Records to use ::
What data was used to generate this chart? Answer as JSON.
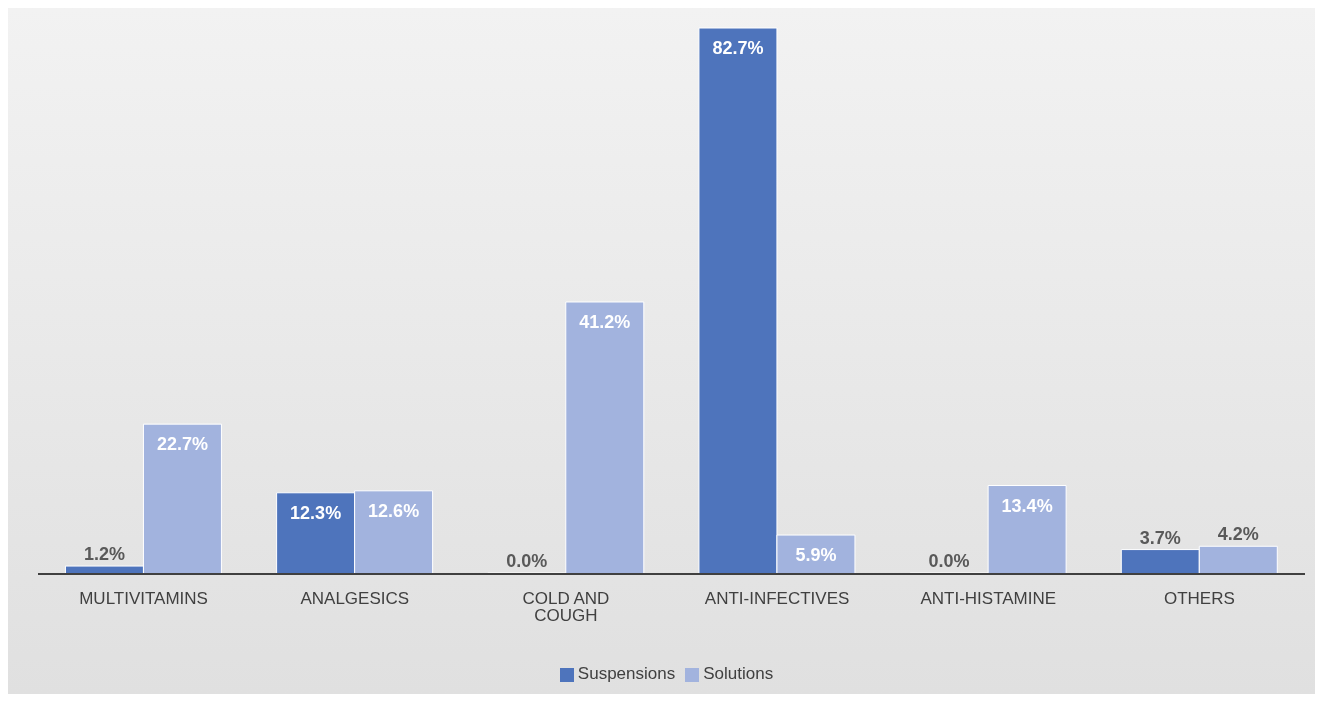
{
  "chart_data": {
    "type": "bar",
    "categories": [
      "MULTIVITAMINS",
      "ANALGESICS",
      "COLD AND COUGH",
      "ANTI-INFECTIVES",
      "ANTI-HISTAMINE",
      "OTHERS"
    ],
    "series": [
      {
        "name": "Suspensions",
        "color": "#4e74bc",
        "values": [
          1.2,
          12.3,
          0.0,
          82.7,
          0.0,
          3.7
        ],
        "value_labels": [
          "1.2%",
          "12.3%",
          "0.0%",
          "82.7%",
          "0.0%",
          "3.7%"
        ]
      },
      {
        "name": "Solutions",
        "color": "#a2b3de",
        "values": [
          22.7,
          12.6,
          41.2,
          5.9,
          13.4,
          4.2
        ],
        "value_labels": [
          "22.7%",
          "12.6%",
          "41.2%",
          "5.9%",
          "13.4%",
          "4.2%"
        ]
      }
    ],
    "legend": "bottom"
  }
}
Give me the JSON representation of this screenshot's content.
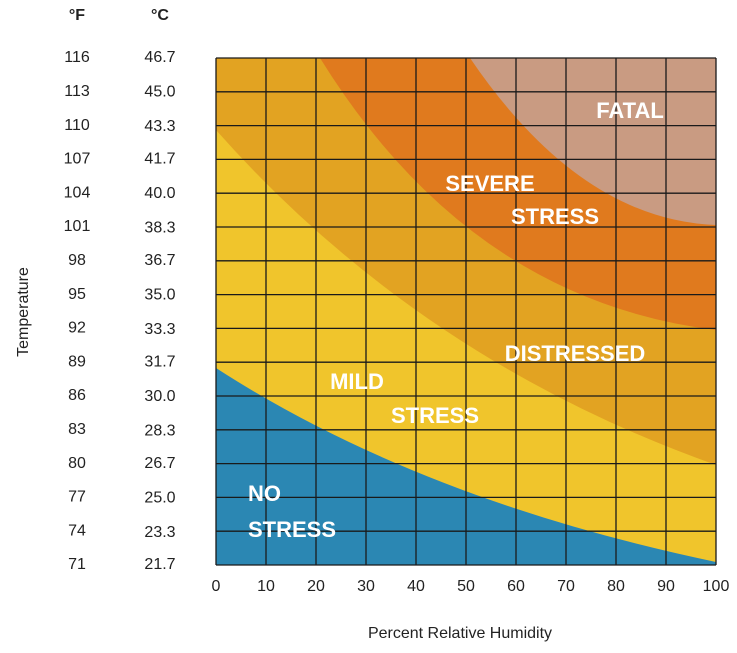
{
  "chart_data": {
    "type": "zone-grid",
    "x_label": "Percent Relative Humidity",
    "y_label": "Temperature",
    "y_unit": "°F",
    "y2_unit": "°C",
    "xlim": [
      0,
      100
    ],
    "xticks": [
      0,
      10,
      20,
      30,
      40,
      50,
      60,
      70,
      80,
      90,
      100
    ],
    "ylim": [
      71,
      116
    ],
    "yticks": [
      116,
      113,
      110,
      107,
      104,
      101,
      98,
      95,
      92,
      89,
      86,
      83,
      80,
      77,
      74,
      71
    ],
    "y2lim": [
      21.7,
      46.7
    ],
    "y2ticks": [
      46.7,
      {
        "value": 45,
        "label": "45.0"
      },
      43.3,
      41.7,
      {
        "value": 40,
        "label": "40.0"
      },
      38.3,
      36.7,
      {
        "value": 35,
        "label": "35.0"
      },
      33.3,
      31.7,
      {
        "value": 30,
        "label": "30.0"
      },
      28.3,
      26.7,
      {
        "value": 25,
        "label": "25.0"
      },
      23.3,
      21.7
    ],
    "grid": true,
    "grid_color": "#1a1a1a",
    "zones": [
      {
        "lines": [
          "MILD",
          "STRESS"
        ],
        "color": "#f0c52c"
      },
      {
        "lines": [
          "DISTRESSED"
        ],
        "color": "#e2a322"
      },
      {
        "lines": [
          "SEVERE",
          "STRESS"
        ],
        "color": "#e07a1e"
      },
      {
        "lines": [
          "FATAL"
        ],
        "color": "#c99b82"
      },
      {
        "lines": [
          "NO",
          "STRESS"
        ],
        "color": "#2b87b3"
      }
    ]
  }
}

Description of the task ::
Pictures in the records should not appear in your copy, but everything else must be transcribed exactly.

Worked answer ::
What data was used to generate this chart? Answer as JSON.
{
  "chart_data": {
    "type": "bar",
    "categories": [
      "MULTIVITAMINS",
      "ANALGESICS",
      "COLD AND COUGH",
      "ANTI-INFECTIVES",
      "ANTI-HISTAMINE",
      "OTHERS"
    ],
    "series": [
      {
        "name": "Suspensions",
        "color": "#4e74bc",
        "values": [
          1.2,
          12.3,
          0.0,
          82.7,
          0.0,
          3.7
        ],
        "value_labels": [
          "1.2%",
          "12.3%",
          "0.0%",
          "82.7%",
          "0.0%",
          "3.7%"
        ]
      },
      {
        "name": "Solutions",
        "color": "#a2b3de",
        "values": [
          22.7,
          12.6,
          41.2,
          5.9,
          13.4,
          4.2
        ],
        "value_labels": [
          "22.7%",
          "12.6%",
          "41.2%",
          "5.9%",
          "13.4%",
          "4.2%"
        ]
      }
    ],
    "legend": "bottom"
  }
}
Give me the JSON representation of this screenshot's content.
{
  "chart_data": {
    "type": "zone-grid",
    "x_label": "Percent Relative Humidity",
    "y_label": "Temperature",
    "y_unit": "°F",
    "y2_unit": "°C",
    "xlim": [
      0,
      100
    ],
    "xticks": [
      0,
      10,
      20,
      30,
      40,
      50,
      60,
      70,
      80,
      90,
      100
    ],
    "ylim": [
      71,
      116
    ],
    "yticks": [
      116,
      113,
      110,
      107,
      104,
      101,
      98,
      95,
      92,
      89,
      86,
      83,
      80,
      77,
      74,
      71
    ],
    "y2lim": [
      21.7,
      46.7
    ],
    "y2ticks": [
      46.7,
      {
        "value": 45,
        "label": "45.0"
      },
      43.3,
      41.7,
      {
        "value": 40,
        "label": "40.0"
      },
      38.3,
      36.7,
      {
        "value": 35,
        "label": "35.0"
      },
      33.3,
      31.7,
      {
        "value": 30,
        "label": "30.0"
      },
      28.3,
      26.7,
      {
        "value": 25,
        "label": "25.0"
      },
      23.3,
      21.7
    ],
    "grid": true,
    "grid_color": "#1a1a1a",
    "zones": [
      {
        "lines": [
          "MILD",
          "STRESS"
        ],
        "color": "#f0c52c"
      },
      {
        "lines": [
          "DISTRESSED"
        ],
        "color": "#e2a322"
      },
      {
        "lines": [
          "SEVERE",
          "STRESS"
        ],
        "color": "#e07a1e"
      },
      {
        "lines": [
          "FATAL"
        ],
        "color": "#c99b82"
      },
      {
        "lines": [
          "NO",
          "STRESS"
        ],
        "color": "#2b87b3"
      }
    ]
  }
}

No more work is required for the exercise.